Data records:
┌──
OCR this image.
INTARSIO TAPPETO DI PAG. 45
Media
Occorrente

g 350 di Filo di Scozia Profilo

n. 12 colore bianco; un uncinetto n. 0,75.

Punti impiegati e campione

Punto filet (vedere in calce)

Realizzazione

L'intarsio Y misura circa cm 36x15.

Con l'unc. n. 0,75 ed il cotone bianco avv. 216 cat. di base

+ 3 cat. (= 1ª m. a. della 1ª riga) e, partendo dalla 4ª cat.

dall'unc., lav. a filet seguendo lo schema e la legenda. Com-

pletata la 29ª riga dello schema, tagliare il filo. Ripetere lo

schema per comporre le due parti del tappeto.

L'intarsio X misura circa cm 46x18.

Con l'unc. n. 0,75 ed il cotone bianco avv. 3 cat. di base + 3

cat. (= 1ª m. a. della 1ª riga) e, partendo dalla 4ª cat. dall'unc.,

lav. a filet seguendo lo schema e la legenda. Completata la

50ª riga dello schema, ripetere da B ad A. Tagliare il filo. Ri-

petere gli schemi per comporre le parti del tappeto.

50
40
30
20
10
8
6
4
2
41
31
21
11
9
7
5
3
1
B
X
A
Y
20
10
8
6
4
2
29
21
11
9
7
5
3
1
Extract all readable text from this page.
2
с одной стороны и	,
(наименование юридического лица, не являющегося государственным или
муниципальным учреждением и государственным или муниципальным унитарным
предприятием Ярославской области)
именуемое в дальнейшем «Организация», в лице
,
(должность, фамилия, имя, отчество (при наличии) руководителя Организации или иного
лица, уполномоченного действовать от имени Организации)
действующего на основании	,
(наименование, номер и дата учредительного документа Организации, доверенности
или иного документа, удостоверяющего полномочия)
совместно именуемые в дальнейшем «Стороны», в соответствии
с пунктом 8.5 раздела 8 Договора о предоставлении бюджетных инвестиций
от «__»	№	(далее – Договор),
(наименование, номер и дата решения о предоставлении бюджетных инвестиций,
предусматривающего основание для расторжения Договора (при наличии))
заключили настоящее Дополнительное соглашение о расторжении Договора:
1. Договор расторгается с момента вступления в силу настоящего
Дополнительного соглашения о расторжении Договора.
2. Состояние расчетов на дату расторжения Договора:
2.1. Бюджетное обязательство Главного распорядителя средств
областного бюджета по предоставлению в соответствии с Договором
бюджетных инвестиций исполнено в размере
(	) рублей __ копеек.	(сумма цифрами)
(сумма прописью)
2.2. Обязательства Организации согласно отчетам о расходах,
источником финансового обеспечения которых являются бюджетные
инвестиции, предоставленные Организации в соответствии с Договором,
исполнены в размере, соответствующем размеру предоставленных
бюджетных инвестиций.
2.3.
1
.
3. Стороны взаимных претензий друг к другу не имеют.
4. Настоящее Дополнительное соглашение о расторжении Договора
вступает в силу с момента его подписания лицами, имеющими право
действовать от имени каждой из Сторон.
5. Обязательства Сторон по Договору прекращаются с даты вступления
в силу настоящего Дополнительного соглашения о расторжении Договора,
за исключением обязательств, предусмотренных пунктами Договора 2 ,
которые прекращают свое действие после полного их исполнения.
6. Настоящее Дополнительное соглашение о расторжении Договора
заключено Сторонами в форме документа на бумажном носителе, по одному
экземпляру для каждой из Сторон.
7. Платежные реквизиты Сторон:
└──
What the exercise asks: Only the number is wanted: how many lines of the data contain the word "размере"?

Exercise answer: 2